> _STATED GOAL_
What follows is a set of entries. Repeat them exactly, but not their pictures.

> _Items from a dataset_
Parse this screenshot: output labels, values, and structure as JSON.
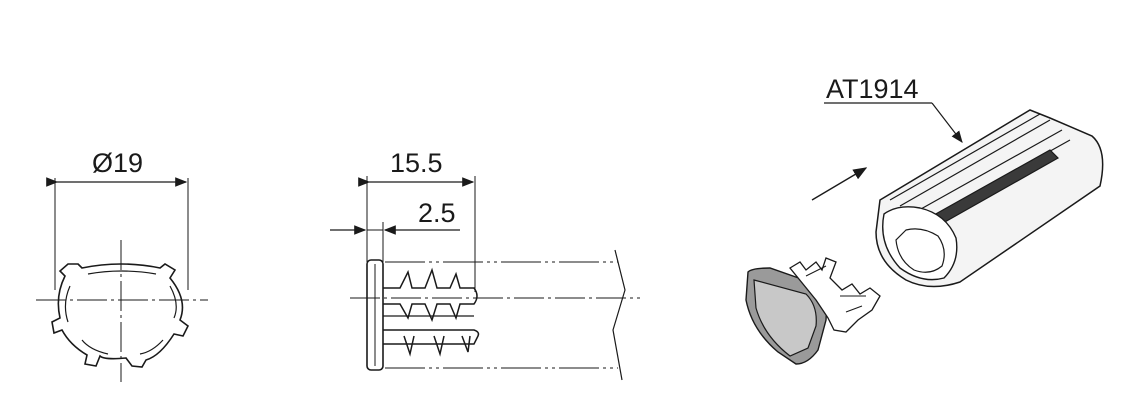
{
  "labels": {
    "diameter": "Ø19",
    "length_total": "15.5",
    "length_flange": "2.5",
    "part_number": "AT1914"
  },
  "colors": {
    "line": "#1a1a1a",
    "part_fill": "#9a9a9a",
    "part_face": "#c8c8c8",
    "profile_fill": "#f4f4f4"
  }
}
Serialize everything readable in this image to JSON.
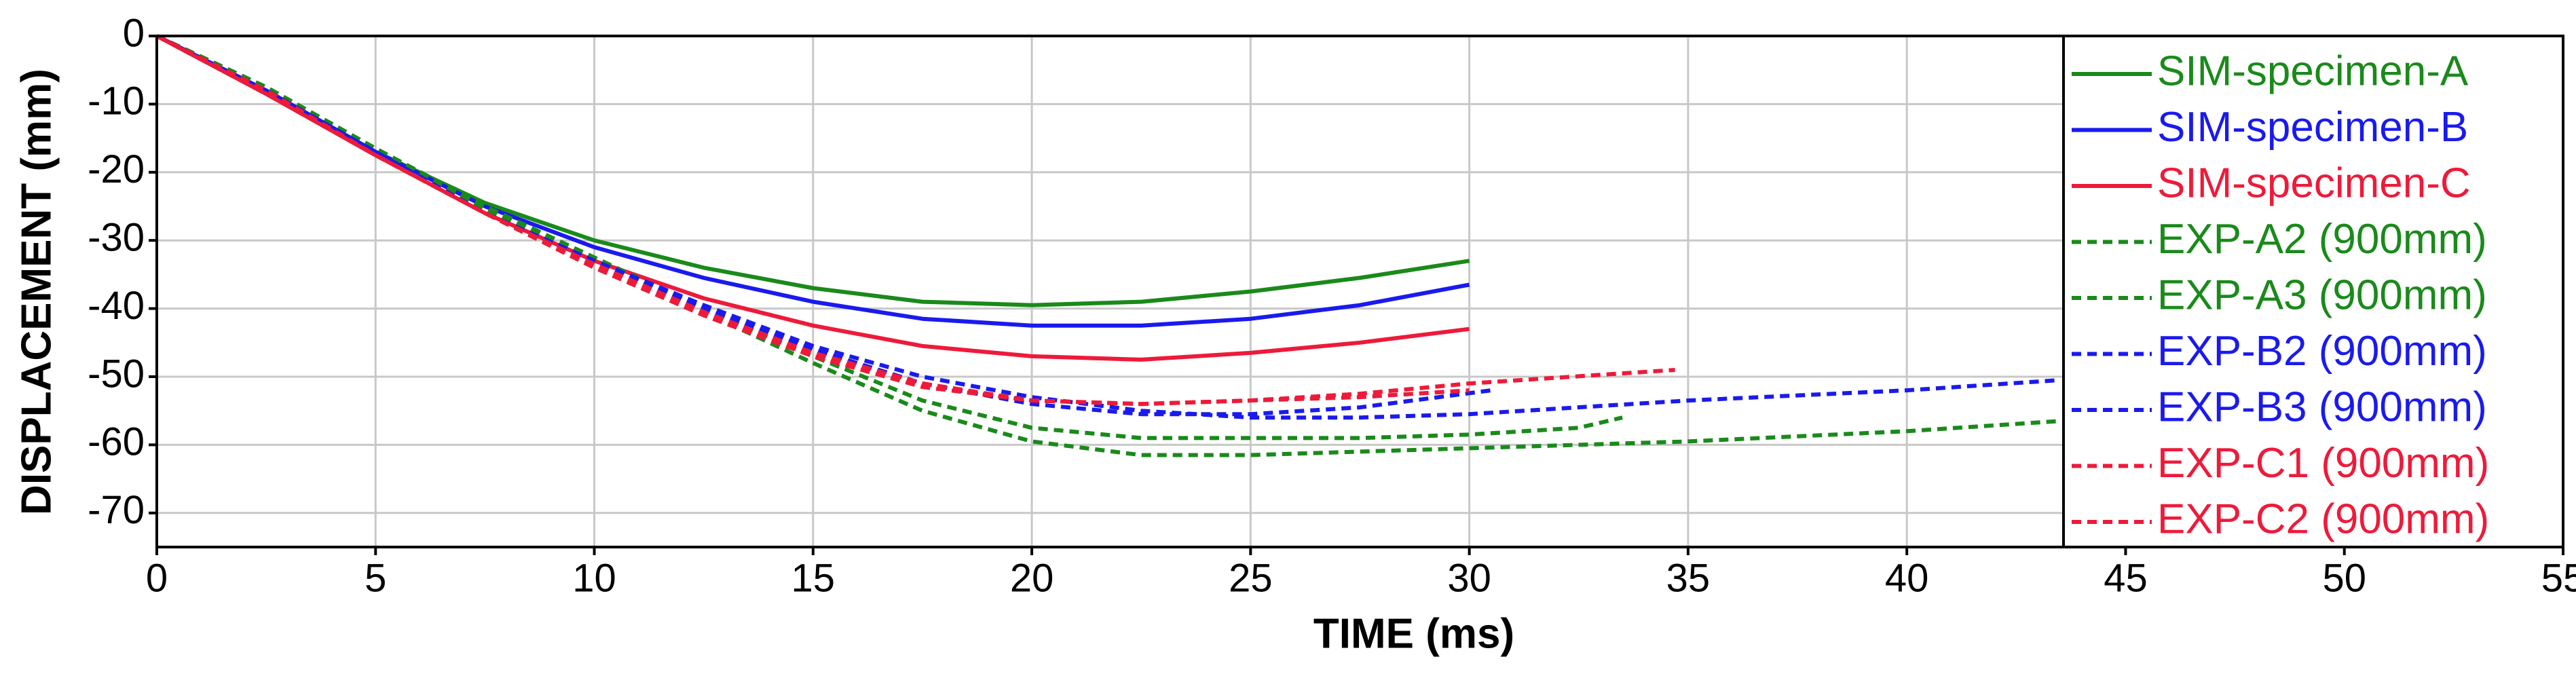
{
  "chart_data": {
    "type": "line",
    "xlabel": "TIME (ms)",
    "ylabel": "DISPLACEMENT (mm)",
    "xlim": [
      0,
      55
    ],
    "xticks": [
      0,
      5,
      10,
      15,
      20,
      25,
      30,
      35,
      40,
      45,
      50,
      55
    ],
    "ylim": [
      -75,
      0
    ],
    "yticks": [
      0,
      -10,
      -20,
      -30,
      -40,
      -50,
      -60,
      -70
    ],
    "grid": true,
    "legend": "right",
    "series": [
      {
        "name": "SIM-specimen-A",
        "color": "#1a8a1a",
        "style": "solid",
        "x": [
          0,
          2.5,
          5,
          7.5,
          10,
          12.5,
          15,
          17.5,
          20,
          22.5,
          25,
          27.5,
          30
        ],
        "values": [
          0,
          -8,
          -17,
          -24.5,
          -30,
          -34,
          -37,
          -39,
          -39.5,
          -39,
          -37.5,
          -35.5,
          -33
        ]
      },
      {
        "name": "SIM-specimen-B",
        "color": "#1a1aee",
        "style": "solid",
        "x": [
          0,
          2.5,
          5,
          7.5,
          10,
          12.5,
          15,
          17.5,
          20,
          22.5,
          25,
          27.5,
          30
        ],
        "values": [
          0,
          -8,
          -17,
          -25,
          -31,
          -35.5,
          -39,
          -41.5,
          -42.5,
          -42.5,
          -41.5,
          -39.5,
          -36.5
        ]
      },
      {
        "name": "SIM-specimen-C",
        "color": "#ee1a3a",
        "style": "solid",
        "x": [
          0,
          2.5,
          5,
          7.5,
          10,
          12.5,
          15,
          17.5,
          20,
          22.5,
          25,
          27.5,
          30
        ],
        "values": [
          0,
          -8.5,
          -17.5,
          -26,
          -33,
          -38.5,
          -42.5,
          -45.5,
          -47,
          -47.5,
          -46.5,
          -45,
          -43
        ]
      },
      {
        "name": "EXP-A2 (900mm)",
        "color": "#1a8a1a",
        "style": "dashed",
        "x": [
          0,
          2.5,
          5,
          7.5,
          10,
          12.5,
          15,
          17.5,
          20,
          22.5,
          25,
          27.5,
          30,
          32.5,
          33.5
        ],
        "values": [
          0,
          -7.5,
          -16.5,
          -25,
          -32.5,
          -40,
          -47,
          -53.5,
          -57.5,
          -59,
          -59,
          -59,
          -58.5,
          -57.5,
          -56
        ]
      },
      {
        "name": "EXP-A3 (900mm)",
        "color": "#1a8a1a",
        "style": "dashed",
        "x": [
          0,
          2.5,
          5,
          7.5,
          10,
          12.5,
          15,
          17.5,
          20,
          22.5,
          25,
          27.5,
          30,
          35,
          40,
          43.5
        ],
        "values": [
          0,
          -7.5,
          -16.5,
          -25.5,
          -33,
          -40.5,
          -48,
          -55,
          -59.5,
          -61.5,
          -61.5,
          -61,
          -60.5,
          -59.5,
          -58,
          -56.5
        ]
      },
      {
        "name": "EXP-B2 (900mm)",
        "color": "#1a1aee",
        "style": "dashed",
        "x": [
          0,
          2.5,
          5,
          7.5,
          10,
          12.5,
          15,
          17.5,
          20,
          22.5,
          25,
          27.5,
          30,
          35,
          40,
          43.5
        ],
        "values": [
          0,
          -8,
          -17,
          -26,
          -33,
          -39.5,
          -45.5,
          -50,
          -53,
          -55,
          -56,
          -56,
          -55.5,
          -53.5,
          -52,
          -50.5
        ]
      },
      {
        "name": "EXP-B3 (900mm)",
        "color": "#1a1aee",
        "style": "dashed",
        "x": [
          0,
          2.5,
          5,
          7.5,
          10,
          12.5,
          15,
          17.5,
          20,
          22.5,
          25,
          27.5,
          30.5
        ],
        "values": [
          0,
          -8,
          -17,
          -26,
          -33.5,
          -40,
          -46,
          -51,
          -54,
          -55.5,
          -55.5,
          -54.5,
          -52
        ]
      },
      {
        "name": "EXP-C1 (900mm)",
        "color": "#ee1a3a",
        "style": "dashed",
        "x": [
          0,
          2.5,
          5,
          7.5,
          10,
          12.5,
          15,
          17.5,
          20,
          22.5,
          25,
          27.5,
          30,
          34.7
        ],
        "values": [
          0,
          -8,
          -17.5,
          -26,
          -33.5,
          -40.5,
          -46.5,
          -51,
          -53.5,
          -54,
          -53.5,
          -52.5,
          -51,
          -49
        ]
      },
      {
        "name": "EXP-C2 (900mm)",
        "color": "#ee1a3a",
        "style": "dashed",
        "x": [
          0,
          2.5,
          5,
          7.5,
          10,
          12.5,
          15,
          17.5,
          20,
          22.5,
          25,
          27.5,
          30
        ],
        "values": [
          0,
          -8.5,
          -17.5,
          -26,
          -34,
          -41,
          -47,
          -51.5,
          -53.5,
          -54,
          -53.5,
          -53,
          -52
        ]
      }
    ]
  }
}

> _CORRECT ANSWER_
Parse this screenshot: output labels, values, and structure as JSON.
{
  "labels": {
    "diameter": "Ø19",
    "length_total": "15.5",
    "length_flange": "2.5",
    "part_number": "AT1914"
  },
  "colors": {
    "line": "#1a1a1a",
    "part_fill": "#9a9a9a",
    "part_face": "#c8c8c8",
    "profile_fill": "#f4f4f4"
  }
}
Serialize everything readable in this image to JSON.
{
  "chart_data": {
    "type": "line",
    "xlabel": "TIME (ms)",
    "ylabel": "DISPLACEMENT (mm)",
    "xlim": [
      0,
      55
    ],
    "xticks": [
      0,
      5,
      10,
      15,
      20,
      25,
      30,
      35,
      40,
      45,
      50,
      55
    ],
    "ylim": [
      -75,
      0
    ],
    "yticks": [
      0,
      -10,
      -20,
      -30,
      -40,
      -50,
      -60,
      -70
    ],
    "grid": true,
    "legend": "right",
    "series": [
      {
        "name": "SIM-specimen-A",
        "color": "#1a8a1a",
        "style": "solid",
        "x": [
          0,
          2.5,
          5,
          7.5,
          10,
          12.5,
          15,
          17.5,
          20,
          22.5,
          25,
          27.5,
          30
        ],
        "values": [
          0,
          -8,
          -17,
          -24.5,
          -30,
          -34,
          -37,
          -39,
          -39.5,
          -39,
          -37.5,
          -35.5,
          -33
        ]
      },
      {
        "name": "SIM-specimen-B",
        "color": "#1a1aee",
        "style": "solid",
        "x": [
          0,
          2.5,
          5,
          7.5,
          10,
          12.5,
          15,
          17.5,
          20,
          22.5,
          25,
          27.5,
          30
        ],
        "values": [
          0,
          -8,
          -17,
          -25,
          -31,
          -35.5,
          -39,
          -41.5,
          -42.5,
          -42.5,
          -41.5,
          -39.5,
          -36.5
        ]
      },
      {
        "name": "SIM-specimen-C",
        "color": "#ee1a3a",
        "style": "solid",
        "x": [
          0,
          2.5,
          5,
          7.5,
          10,
          12.5,
          15,
          17.5,
          20,
          22.5,
          25,
          27.5,
          30
        ],
        "values": [
          0,
          -8.5,
          -17.5,
          -26,
          -33,
          -38.5,
          -42.5,
          -45.5,
          -47,
          -47.5,
          -46.5,
          -45,
          -43
        ]
      },
      {
        "name": "EXP-A2 (900mm)",
        "color": "#1a8a1a",
        "style": "dashed",
        "x": [
          0,
          2.5,
          5,
          7.5,
          10,
          12.5,
          15,
          17.5,
          20,
          22.5,
          25,
          27.5,
          30,
          32.5,
          33.5
        ],
        "values": [
          0,
          -7.5,
          -16.5,
          -25,
          -32.5,
          -40,
          -47,
          -53.5,
          -57.5,
          -59,
          -59,
          -59,
          -58.5,
          -57.5,
          -56
        ]
      },
      {
        "name": "EXP-A3 (900mm)",
        "color": "#1a8a1a",
        "style": "dashed",
        "x": [
          0,
          2.5,
          5,
          7.5,
          10,
          12.5,
          15,
          17.5,
          20,
          22.5,
          25,
          27.5,
          30,
          35,
          40,
          43.5
        ],
        "values": [
          0,
          -7.5,
          -16.5,
          -25.5,
          -33,
          -40.5,
          -48,
          -55,
          -59.5,
          -61.5,
          -61.5,
          -61,
          -60.5,
          -59.5,
          -58,
          -56.5
        ]
      },
      {
        "name": "EXP-B2 (900mm)",
        "color": "#1a1aee",
        "style": "dashed",
        "x": [
          0,
          2.5,
          5,
          7.5,
          10,
          12.5,
          15,
          17.5,
          20,
          22.5,
          25,
          27.5,
          30,
          35,
          40,
          43.5
        ],
        "values": [
          0,
          -8,
          -17,
          -26,
          -33,
          -39.5,
          -45.5,
          -50,
          -53,
          -55,
          -56,
          -56,
          -55.5,
          -53.5,
          -52,
          -50.5
        ]
      },
      {
        "name": "EXP-B3 (900mm)",
        "color": "#1a1aee",
        "style": "dashed",
        "x": [
          0,
          2.5,
          5,
          7.5,
          10,
          12.5,
          15,
          17.5,
          20,
          22.5,
          25,
          27.5,
          30.5
        ],
        "values": [
          0,
          -8,
          -17,
          -26,
          -33.5,
          -40,
          -46,
          -51,
          -54,
          -55.5,
          -55.5,
          -54.5,
          -52
        ]
      },
      {
        "name": "EXP-C1 (900mm)",
        "color": "#ee1a3a",
        "style": "dashed",
        "x": [
          0,
          2.5,
          5,
          7.5,
          10,
          12.5,
          15,
          17.5,
          20,
          22.5,
          25,
          27.5,
          30,
          34.7
        ],
        "values": [
          0,
          -8,
          -17.5,
          -26,
          -33.5,
          -40.5,
          -46.5,
          -51,
          -53.5,
          -54,
          -53.5,
          -52.5,
          -51,
          -49
        ]
      },
      {
        "name": "EXP-C2 (900mm)",
        "color": "#ee1a3a",
        "style": "dashed",
        "x": [
          0,
          2.5,
          5,
          7.5,
          10,
          12.5,
          15,
          17.5,
          20,
          22.5,
          25,
          27.5,
          30
        ],
        "values": [
          0,
          -8.5,
          -17.5,
          -26,
          -34,
          -41,
          -47,
          -51.5,
          -53.5,
          -54,
          -53.5,
          -53,
          -52
        ]
      }
    ]
  }
}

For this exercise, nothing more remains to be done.